Lines that hold the string "this" are to be counted; give only their number.

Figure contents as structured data
%%
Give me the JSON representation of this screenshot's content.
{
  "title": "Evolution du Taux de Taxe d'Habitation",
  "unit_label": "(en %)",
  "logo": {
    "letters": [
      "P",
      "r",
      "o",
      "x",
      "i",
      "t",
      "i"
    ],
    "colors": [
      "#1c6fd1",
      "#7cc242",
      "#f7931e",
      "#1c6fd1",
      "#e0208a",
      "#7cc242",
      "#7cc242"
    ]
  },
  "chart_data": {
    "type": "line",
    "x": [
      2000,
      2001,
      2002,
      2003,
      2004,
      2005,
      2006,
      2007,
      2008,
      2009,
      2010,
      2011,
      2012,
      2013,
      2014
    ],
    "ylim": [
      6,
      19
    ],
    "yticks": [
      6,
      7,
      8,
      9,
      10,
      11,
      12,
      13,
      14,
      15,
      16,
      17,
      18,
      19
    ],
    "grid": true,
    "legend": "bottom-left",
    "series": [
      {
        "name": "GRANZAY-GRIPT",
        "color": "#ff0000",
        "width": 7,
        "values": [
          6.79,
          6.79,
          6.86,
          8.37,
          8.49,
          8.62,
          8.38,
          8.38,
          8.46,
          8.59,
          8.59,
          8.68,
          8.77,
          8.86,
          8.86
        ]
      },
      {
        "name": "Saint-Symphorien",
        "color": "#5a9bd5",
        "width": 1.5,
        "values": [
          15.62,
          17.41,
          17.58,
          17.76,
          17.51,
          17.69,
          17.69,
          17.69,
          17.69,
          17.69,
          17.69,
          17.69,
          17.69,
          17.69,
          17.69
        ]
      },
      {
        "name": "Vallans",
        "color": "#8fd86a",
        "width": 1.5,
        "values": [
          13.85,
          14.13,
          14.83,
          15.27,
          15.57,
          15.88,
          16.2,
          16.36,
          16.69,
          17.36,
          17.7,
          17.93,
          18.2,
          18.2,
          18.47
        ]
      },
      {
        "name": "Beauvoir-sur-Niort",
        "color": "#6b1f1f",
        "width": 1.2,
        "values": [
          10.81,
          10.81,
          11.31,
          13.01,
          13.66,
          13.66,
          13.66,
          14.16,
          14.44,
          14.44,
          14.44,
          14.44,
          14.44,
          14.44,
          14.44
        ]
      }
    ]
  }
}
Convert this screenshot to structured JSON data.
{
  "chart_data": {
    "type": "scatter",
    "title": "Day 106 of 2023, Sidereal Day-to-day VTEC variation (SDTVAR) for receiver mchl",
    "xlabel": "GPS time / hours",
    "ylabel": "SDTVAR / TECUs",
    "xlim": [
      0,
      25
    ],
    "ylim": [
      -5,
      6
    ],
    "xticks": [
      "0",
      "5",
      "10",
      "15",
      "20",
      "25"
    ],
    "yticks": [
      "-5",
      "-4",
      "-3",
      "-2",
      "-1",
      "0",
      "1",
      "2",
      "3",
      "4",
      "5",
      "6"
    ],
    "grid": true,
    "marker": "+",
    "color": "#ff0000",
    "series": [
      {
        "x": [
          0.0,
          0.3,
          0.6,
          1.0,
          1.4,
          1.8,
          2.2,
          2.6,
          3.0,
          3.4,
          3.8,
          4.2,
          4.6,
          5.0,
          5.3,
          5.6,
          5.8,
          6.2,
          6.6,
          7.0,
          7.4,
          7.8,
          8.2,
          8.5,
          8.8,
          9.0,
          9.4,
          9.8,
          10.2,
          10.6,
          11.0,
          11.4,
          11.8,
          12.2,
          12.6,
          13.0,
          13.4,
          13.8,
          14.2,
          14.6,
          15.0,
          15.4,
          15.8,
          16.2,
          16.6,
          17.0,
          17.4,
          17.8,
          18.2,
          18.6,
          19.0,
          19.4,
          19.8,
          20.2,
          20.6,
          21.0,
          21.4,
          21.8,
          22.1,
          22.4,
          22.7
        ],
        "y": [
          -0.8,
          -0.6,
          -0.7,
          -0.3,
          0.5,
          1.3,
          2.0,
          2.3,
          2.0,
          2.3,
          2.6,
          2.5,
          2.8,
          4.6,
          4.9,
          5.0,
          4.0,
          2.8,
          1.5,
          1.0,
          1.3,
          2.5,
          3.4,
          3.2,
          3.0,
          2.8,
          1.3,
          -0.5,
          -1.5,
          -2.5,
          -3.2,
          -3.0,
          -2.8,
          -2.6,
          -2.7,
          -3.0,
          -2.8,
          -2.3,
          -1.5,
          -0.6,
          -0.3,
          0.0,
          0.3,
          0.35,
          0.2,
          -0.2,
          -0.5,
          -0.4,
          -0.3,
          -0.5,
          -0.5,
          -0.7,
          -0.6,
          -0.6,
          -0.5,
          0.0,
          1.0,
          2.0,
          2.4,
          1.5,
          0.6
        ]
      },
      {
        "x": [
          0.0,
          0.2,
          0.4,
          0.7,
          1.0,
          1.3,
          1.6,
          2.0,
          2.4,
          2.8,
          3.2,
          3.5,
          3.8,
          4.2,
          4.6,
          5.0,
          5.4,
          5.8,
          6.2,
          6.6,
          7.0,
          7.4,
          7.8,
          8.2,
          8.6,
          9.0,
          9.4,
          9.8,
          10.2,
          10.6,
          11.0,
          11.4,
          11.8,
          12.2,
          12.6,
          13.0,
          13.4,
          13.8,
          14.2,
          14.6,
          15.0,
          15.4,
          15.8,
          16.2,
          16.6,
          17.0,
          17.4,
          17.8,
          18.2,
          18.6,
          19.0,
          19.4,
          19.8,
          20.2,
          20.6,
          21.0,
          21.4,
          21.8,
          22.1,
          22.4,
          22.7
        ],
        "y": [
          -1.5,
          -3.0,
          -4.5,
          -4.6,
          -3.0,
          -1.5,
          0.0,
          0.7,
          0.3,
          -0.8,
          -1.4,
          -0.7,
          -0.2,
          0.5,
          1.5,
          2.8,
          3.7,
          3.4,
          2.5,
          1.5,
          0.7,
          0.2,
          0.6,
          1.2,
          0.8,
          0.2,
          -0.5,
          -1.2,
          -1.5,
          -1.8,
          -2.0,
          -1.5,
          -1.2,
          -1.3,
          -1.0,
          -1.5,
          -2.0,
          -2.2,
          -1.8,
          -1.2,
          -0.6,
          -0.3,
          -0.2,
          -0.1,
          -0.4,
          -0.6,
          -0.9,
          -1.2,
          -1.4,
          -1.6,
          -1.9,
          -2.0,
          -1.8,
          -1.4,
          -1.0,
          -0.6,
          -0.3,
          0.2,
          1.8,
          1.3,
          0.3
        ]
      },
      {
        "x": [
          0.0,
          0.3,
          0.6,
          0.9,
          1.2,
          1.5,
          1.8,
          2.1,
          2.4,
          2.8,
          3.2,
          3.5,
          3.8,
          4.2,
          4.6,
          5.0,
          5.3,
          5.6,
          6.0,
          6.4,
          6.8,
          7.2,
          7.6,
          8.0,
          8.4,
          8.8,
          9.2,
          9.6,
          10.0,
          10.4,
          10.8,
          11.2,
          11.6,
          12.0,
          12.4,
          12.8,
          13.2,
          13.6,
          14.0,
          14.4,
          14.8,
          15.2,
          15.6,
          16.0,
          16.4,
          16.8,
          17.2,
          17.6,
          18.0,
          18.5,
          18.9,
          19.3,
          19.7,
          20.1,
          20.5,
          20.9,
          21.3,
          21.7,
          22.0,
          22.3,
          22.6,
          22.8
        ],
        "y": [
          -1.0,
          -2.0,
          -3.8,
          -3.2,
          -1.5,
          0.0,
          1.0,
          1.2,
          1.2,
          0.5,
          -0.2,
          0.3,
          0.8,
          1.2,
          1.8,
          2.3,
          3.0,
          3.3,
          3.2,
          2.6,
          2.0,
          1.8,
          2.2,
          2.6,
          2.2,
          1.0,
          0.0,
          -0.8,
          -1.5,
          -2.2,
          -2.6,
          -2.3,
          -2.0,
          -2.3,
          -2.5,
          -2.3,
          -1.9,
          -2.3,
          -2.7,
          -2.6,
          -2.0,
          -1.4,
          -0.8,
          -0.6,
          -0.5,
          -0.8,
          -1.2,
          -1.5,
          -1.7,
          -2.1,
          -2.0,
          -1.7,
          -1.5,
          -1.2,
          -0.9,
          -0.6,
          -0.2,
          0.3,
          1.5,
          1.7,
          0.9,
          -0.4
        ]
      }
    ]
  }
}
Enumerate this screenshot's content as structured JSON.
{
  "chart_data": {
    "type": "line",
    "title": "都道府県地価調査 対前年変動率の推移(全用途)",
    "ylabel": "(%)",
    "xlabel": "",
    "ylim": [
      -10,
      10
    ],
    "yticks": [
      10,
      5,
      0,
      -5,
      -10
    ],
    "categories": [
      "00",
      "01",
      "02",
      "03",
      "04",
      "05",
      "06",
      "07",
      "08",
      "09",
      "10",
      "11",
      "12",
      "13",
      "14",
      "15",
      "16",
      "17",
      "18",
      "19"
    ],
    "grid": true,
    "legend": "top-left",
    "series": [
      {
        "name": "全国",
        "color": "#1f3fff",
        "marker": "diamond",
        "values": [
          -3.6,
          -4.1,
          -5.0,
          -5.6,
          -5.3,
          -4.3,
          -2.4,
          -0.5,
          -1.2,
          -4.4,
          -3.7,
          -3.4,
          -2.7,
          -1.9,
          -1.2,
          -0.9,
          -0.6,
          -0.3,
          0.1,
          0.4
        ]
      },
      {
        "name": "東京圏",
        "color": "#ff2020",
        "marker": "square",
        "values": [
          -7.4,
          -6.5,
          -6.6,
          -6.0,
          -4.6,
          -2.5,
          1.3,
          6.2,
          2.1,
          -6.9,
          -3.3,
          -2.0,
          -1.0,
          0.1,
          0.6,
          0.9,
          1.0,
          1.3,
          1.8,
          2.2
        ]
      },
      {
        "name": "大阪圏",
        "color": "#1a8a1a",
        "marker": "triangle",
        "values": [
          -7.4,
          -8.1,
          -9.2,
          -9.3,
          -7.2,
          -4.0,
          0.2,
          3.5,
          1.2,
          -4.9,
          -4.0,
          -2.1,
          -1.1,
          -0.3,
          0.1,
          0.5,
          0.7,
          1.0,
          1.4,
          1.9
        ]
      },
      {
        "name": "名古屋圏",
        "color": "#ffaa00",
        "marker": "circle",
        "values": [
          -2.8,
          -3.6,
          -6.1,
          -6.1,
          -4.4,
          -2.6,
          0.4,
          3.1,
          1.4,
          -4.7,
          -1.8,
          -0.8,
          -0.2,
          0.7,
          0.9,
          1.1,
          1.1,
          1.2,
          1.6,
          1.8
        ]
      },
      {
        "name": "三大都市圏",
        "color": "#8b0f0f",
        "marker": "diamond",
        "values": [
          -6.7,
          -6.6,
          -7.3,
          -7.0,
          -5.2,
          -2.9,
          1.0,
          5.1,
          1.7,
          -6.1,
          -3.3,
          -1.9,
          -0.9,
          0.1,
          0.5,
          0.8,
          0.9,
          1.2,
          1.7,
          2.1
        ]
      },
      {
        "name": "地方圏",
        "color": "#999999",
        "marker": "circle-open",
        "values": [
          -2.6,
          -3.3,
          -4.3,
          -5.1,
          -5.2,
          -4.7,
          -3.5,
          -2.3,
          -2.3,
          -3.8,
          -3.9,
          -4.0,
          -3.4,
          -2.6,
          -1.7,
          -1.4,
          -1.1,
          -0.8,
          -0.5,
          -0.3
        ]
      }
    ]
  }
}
%%
Result:
3